## Exercise goal
Where the data below contains pictures, omit them; output the rest word for word.

[Dataset — start]

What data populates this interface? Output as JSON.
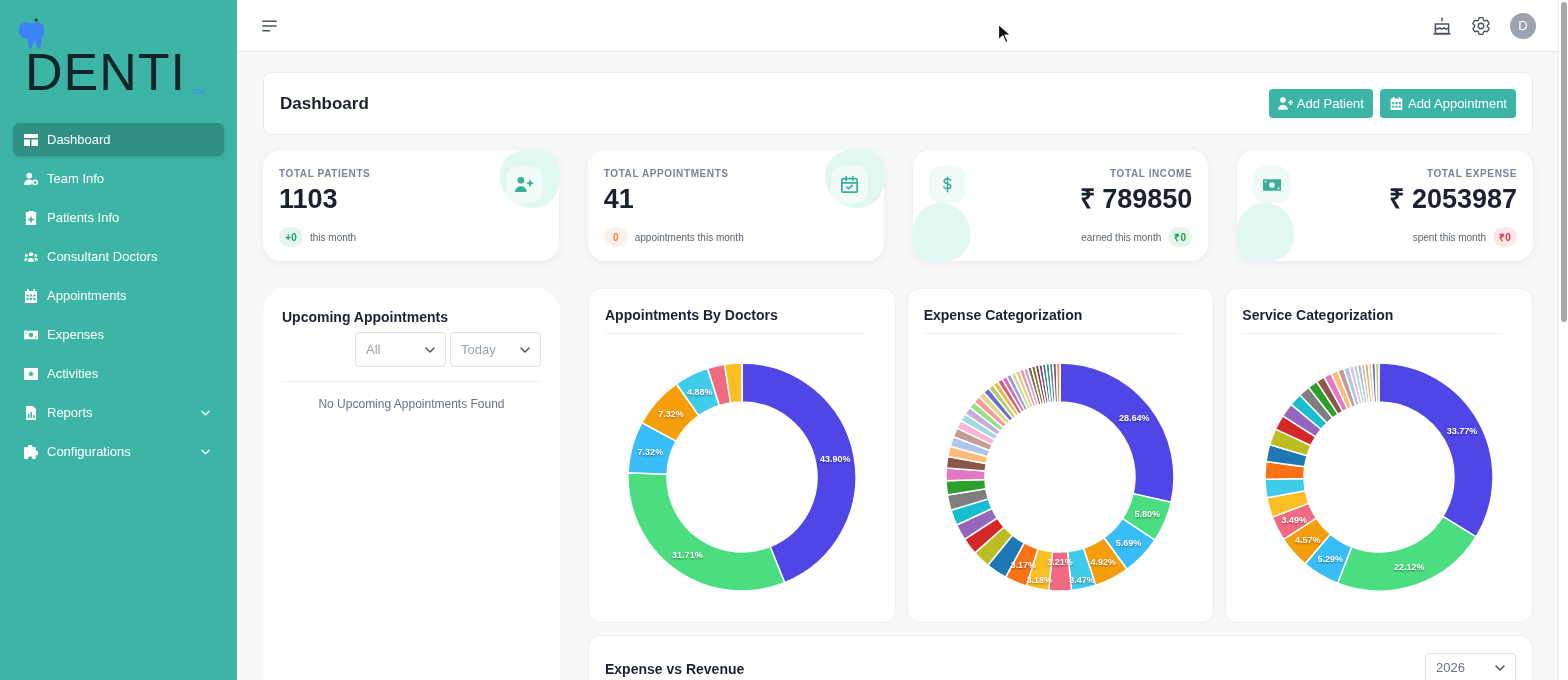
{
  "sidebar": {
    "logo": {
      "wordmark": "DENTI",
      "suffix": "360"
    },
    "items": [
      {
        "label": "Dashboard",
        "kind": "link",
        "selected": true
      },
      {
        "label": "Team Info",
        "kind": "link",
        "selected": false
      },
      {
        "label": "Patients Info",
        "kind": "link",
        "selected": false
      },
      {
        "label": "Consultant Doctors",
        "kind": "link",
        "selected": false
      },
      {
        "label": "Appointments",
        "kind": "link",
        "selected": false
      },
      {
        "label": "Expenses",
        "kind": "link",
        "selected": false
      },
      {
        "label": "Activities",
        "kind": "link",
        "selected": false
      },
      {
        "label": "Reports",
        "kind": "menu",
        "selected": false,
        "expanded": false
      },
      {
        "label": "Configurations",
        "kind": "menu",
        "selected": false,
        "expanded": false
      }
    ]
  },
  "topbar": {
    "avatar": "D"
  },
  "header": {
    "title": "Dashboard",
    "buttons": [
      {
        "label": "Add Patient"
      },
      {
        "label": "Add Appointment"
      }
    ]
  },
  "stats": [
    {
      "kind": "count",
      "label": "TOTAL PATIENTS",
      "value": "1103",
      "badge": {
        "text": "+0",
        "color": "#1f9d6b"
      },
      "note": "this month"
    },
    {
      "kind": "count",
      "label": "TOTAL APPOINTMENTS",
      "value": "41",
      "badge": {
        "text": "0",
        "color": "#e8843f"
      },
      "note": "appointments this month"
    },
    {
      "kind": "amount",
      "label": "TOTAL INCOME",
      "value": "₹ 789850",
      "badge": {
        "text": "₹0",
        "color": "#1f9d55"
      },
      "note": "earned this month"
    },
    {
      "kind": "amount",
      "label": "TOTAL EXPENSE",
      "value": "₹ 2053987",
      "badge": {
        "text": "₹0",
        "color": "#e0323a"
      },
      "note": "spent this month"
    }
  ],
  "upcoming": {
    "title": "Upcoming Appointments",
    "filters": [
      "All",
      "Today"
    ],
    "empty_message": "No Upcoming Appointments Found"
  },
  "charts": [
    {
      "chart_data": {
        "type": "donut",
        "title": "Appointments By Doctors",
        "values": [
          43.9,
          31.71,
          7.32,
          7.32,
          4.88,
          2.44,
          2.44
        ],
        "value_labels": [
          "43.90%",
          "31.71%",
          "7.32%",
          "7.32%",
          "4.88%",
          null,
          null
        ],
        "colors": [
          "#4f46e5",
          "#4ade80",
          "#38bdf8",
          "#f59e0b",
          "#3fcbea",
          "#f16a81",
          "#fbbf24"
        ]
      }
    },
    {
      "chart_data": {
        "type": "donut",
        "title": "Expense Categorization",
        "values": [
          28.64,
          5.8,
          5.69,
          4.92,
          3.47,
          3.21,
          3.18,
          3.17,
          3.0,
          2.5,
          2.4,
          2.3,
          2.2,
          2.2,
          2.0,
          1.8,
          1.6,
          1.5,
          1.4,
          1.3,
          1.2,
          1.1,
          1.1,
          1.0,
          1.0,
          0.9,
          0.9,
          0.8,
          0.75,
          0.75,
          0.7,
          0.7,
          0.65,
          0.65,
          0.6,
          0.6,
          0.55,
          0.55,
          0.5,
          0.5,
          0.5,
          0.5,
          0.5,
          0.5,
          0.5
        ],
        "value_labels": [
          "28.64%",
          "5.80%",
          "5.69%",
          "4.92%",
          "3.47%",
          "3.21%",
          "3.18%",
          "3.17%",
          null,
          null,
          null,
          null,
          null,
          null,
          null,
          null,
          null,
          null,
          null,
          null,
          null,
          null,
          null,
          null,
          null,
          null,
          null,
          null,
          null,
          null,
          null,
          null,
          null,
          null,
          null,
          null,
          null,
          null,
          null,
          null,
          null,
          null,
          null,
          null,
          null
        ],
        "colors": [
          "#4f46e5",
          "#4ade80",
          "#38bdf8",
          "#f59e0b",
          "#3fcbea",
          "#f16a81",
          "#fbbf24",
          "#f97316",
          "#1f77b4",
          "#bcbd22",
          "#d62728",
          "#9467bd",
          "#17becf",
          "#7f7f7f",
          "#2ca02c",
          "#e377c2",
          "#8c564b",
          "#ffbb78",
          "#aec7e8",
          "#c49c94",
          "#f7b6d2",
          "#9edae5",
          "#c5b0d5",
          "#98df8a",
          "#ff9896",
          "#dbdb8d",
          "#6b6ecf",
          "#b5cf6b",
          "#e7ba52",
          "#d6616b",
          "#ce6dbd",
          "#9c9ede",
          "#cedb9c",
          "#e7cb94",
          "#e7969c",
          "#de9ed6",
          "#637939",
          "#8c6d31",
          "#843c39",
          "#7b4173",
          "#3182bd",
          "#31a354",
          "#756bb1",
          "#636363",
          "#fd8d3c"
        ]
      }
    },
    {
      "chart_data": {
        "type": "donut",
        "title": "Service Categorization",
        "values": [
          33.77,
          22.12,
          5.29,
          4.57,
          3.49,
          2.8,
          2.6,
          2.5,
          2.4,
          2.3,
          2.1,
          2.0,
          1.8,
          1.6,
          1.4,
          1.2,
          1.1,
          1.0,
          0.9,
          0.8,
          0.6,
          0.55,
          0.55,
          0.5,
          0.5,
          0.5,
          0.5,
          0.5
        ],
        "value_labels": [
          "33.77%",
          "22.12%",
          "5.29%",
          "4.57%",
          "3.49%",
          null,
          null,
          null,
          null,
          null,
          null,
          null,
          null,
          null,
          null,
          null,
          null,
          null,
          null,
          null,
          null,
          null,
          null,
          null,
          null,
          null,
          null,
          null
        ],
        "colors": [
          "#4f46e5",
          "#4ade80",
          "#38bdf8",
          "#f59e0b",
          "#f16a81",
          "#fbbf24",
          "#3fcbea",
          "#f97316",
          "#1f77b4",
          "#bcbd22",
          "#d62728",
          "#9467bd",
          "#17becf",
          "#7f7f7f",
          "#2ca02c",
          "#8c564b",
          "#e377c2",
          "#ffbb78",
          "#c49c94",
          "#aec7e8",
          "#f7b6d2",
          "#9edae5",
          "#c5b0d5",
          "#98df8a",
          "#ff9896",
          "#dbdb8d",
          "#6b6ecf",
          "#b5cf6b"
        ]
      }
    }
  ],
  "expense_revenue": {
    "title": "Expense vs Revenue",
    "year": "2026"
  }
}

[Dataset — finish]

## Result of the task
What data populates this interface? Output as JSON.
{
  "sidebar": {
    "logo": {
      "wordmark": "DENTI",
      "suffix": "360"
    },
    "items": [
      {
        "label": "Dashboard",
        "kind": "link",
        "selected": true
      },
      {
        "label": "Team Info",
        "kind": "link",
        "selected": false
      },
      {
        "label": "Patients Info",
        "kind": "link",
        "selected": false
      },
      {
        "label": "Consultant Doctors",
        "kind": "link",
        "selected": false
      },
      {
        "label": "Appointments",
        "kind": "link",
        "selected": false
      },
      {
        "label": "Expenses",
        "kind": "link",
        "selected": false
      },
      {
        "label": "Activities",
        "kind": "link",
        "selected": false
      },
      {
        "label": "Reports",
        "kind": "menu",
        "selected": false,
        "expanded": false
      },
      {
        "label": "Configurations",
        "kind": "menu",
        "selected": false,
        "expanded": false
      }
    ]
  },
  "topbar": {
    "avatar": "D"
  },
  "header": {
    "title": "Dashboard",
    "buttons": [
      {
        "label": "Add Patient"
      },
      {
        "label": "Add Appointment"
      }
    ]
  },
  "stats": [
    {
      "kind": "count",
      "label": "TOTAL PATIENTS",
      "value": "1103",
      "badge": {
        "text": "+0",
        "color": "#1f9d6b"
      },
      "note": "this month"
    },
    {
      "kind": "count",
      "label": "TOTAL APPOINTMENTS",
      "value": "41",
      "badge": {
        "text": "0",
        "color": "#e8843f"
      },
      "note": "appointments this month"
    },
    {
      "kind": "amount",
      "label": "TOTAL INCOME",
      "value": "₹ 789850",
      "badge": {
        "text": "₹0",
        "color": "#1f9d55"
      },
      "note": "earned this month"
    },
    {
      "kind": "amount",
      "label": "TOTAL EXPENSE",
      "value": "₹ 2053987",
      "badge": {
        "text": "₹0",
        "color": "#e0323a"
      },
      "note": "spent this month"
    }
  ],
  "upcoming": {
    "title": "Upcoming Appointments",
    "filters": [
      "All",
      "Today"
    ],
    "empty_message": "No Upcoming Appointments Found"
  },
  "charts": [
    {
      "chart_data": {
        "type": "donut",
        "title": "Appointments By Doctors",
        "values": [
          43.9,
          31.71,
          7.32,
          7.32,
          4.88,
          2.44,
          2.44
        ],
        "value_labels": [
          "43.90%",
          "31.71%",
          "7.32%",
          "7.32%",
          "4.88%",
          null,
          null
        ],
        "colors": [
          "#4f46e5",
          "#4ade80",
          "#38bdf8",
          "#f59e0b",
          "#3fcbea",
          "#f16a81",
          "#fbbf24"
        ]
      }
    },
    {
      "chart_data": {
        "type": "donut",
        "title": "Expense Categorization",
        "values": [
          28.64,
          5.8,
          5.69,
          4.92,
          3.47,
          3.21,
          3.18,
          3.17,
          3.0,
          2.5,
          2.4,
          2.3,
          2.2,
          2.2,
          2.0,
          1.8,
          1.6,
          1.5,
          1.4,
          1.3,
          1.2,
          1.1,
          1.1,
          1.0,
          1.0,
          0.9,
          0.9,
          0.8,
          0.75,
          0.75,
          0.7,
          0.7,
          0.65,
          0.65,
          0.6,
          0.6,
          0.55,
          0.55,
          0.5,
          0.5,
          0.5,
          0.5,
          0.5,
          0.5,
          0.5
        ],
        "value_labels": [
          "28.64%",
          "5.80%",
          "5.69%",
          "4.92%",
          "3.47%",
          "3.21%",
          "3.18%",
          "3.17%",
          null,
          null,
          null,
          null,
          null,
          null,
          null,
          null,
          null,
          null,
          null,
          null,
          null,
          null,
          null,
          null,
          null,
          null,
          null,
          null,
          null,
          null,
          null,
          null,
          null,
          null,
          null,
          null,
          null,
          null,
          null,
          null,
          null,
          null,
          null,
          null,
          null
        ],
        "colors": [
          "#4f46e5",
          "#4ade80",
          "#38bdf8",
          "#f59e0b",
          "#3fcbea",
          "#f16a81",
          "#fbbf24",
          "#f97316",
          "#1f77b4",
          "#bcbd22",
          "#d62728",
          "#9467bd",
          "#17becf",
          "#7f7f7f",
          "#2ca02c",
          "#e377c2",
          "#8c564b",
          "#ffbb78",
          "#aec7e8",
          "#c49c94",
          "#f7b6d2",
          "#9edae5",
          "#c5b0d5",
          "#98df8a",
          "#ff9896",
          "#dbdb8d",
          "#6b6ecf",
          "#b5cf6b",
          "#e7ba52",
          "#d6616b",
          "#ce6dbd",
          "#9c9ede",
          "#cedb9c",
          "#e7cb94",
          "#e7969c",
          "#de9ed6",
          "#637939",
          "#8c6d31",
          "#843c39",
          "#7b4173",
          "#3182bd",
          "#31a354",
          "#756bb1",
          "#636363",
          "#fd8d3c"
        ]
      }
    },
    {
      "chart_data": {
        "type": "donut",
        "title": "Service Categorization",
        "values": [
          33.77,
          22.12,
          5.29,
          4.57,
          3.49,
          2.8,
          2.6,
          2.5,
          2.4,
          2.3,
          2.1,
          2.0,
          1.8,
          1.6,
          1.4,
          1.2,
          1.1,
          1.0,
          0.9,
          0.8,
          0.6,
          0.55,
          0.55,
          0.5,
          0.5,
          0.5,
          0.5,
          0.5
        ],
        "value_labels": [
          "33.77%",
          "22.12%",
          "5.29%",
          "4.57%",
          "3.49%",
          null,
          null,
          null,
          null,
          null,
          null,
          null,
          null,
          null,
          null,
          null,
          null,
          null,
          null,
          null,
          null,
          null,
          null,
          null,
          null,
          null,
          null,
          null
        ],
        "colors": [
          "#4f46e5",
          "#4ade80",
          "#38bdf8",
          "#f59e0b",
          "#f16a81",
          "#fbbf24",
          "#3fcbea",
          "#f97316",
          "#1f77b4",
          "#bcbd22",
          "#d62728",
          "#9467bd",
          "#17becf",
          "#7f7f7f",
          "#2ca02c",
          "#8c564b",
          "#e377c2",
          "#ffbb78",
          "#c49c94",
          "#aec7e8",
          "#f7b6d2",
          "#9edae5",
          "#c5b0d5",
          "#98df8a",
          "#ff9896",
          "#dbdb8d",
          "#6b6ecf",
          "#b5cf6b"
        ]
      }
    }
  ],
  "expense_revenue": {
    "title": "Expense vs Revenue",
    "year": "2026"
  }
}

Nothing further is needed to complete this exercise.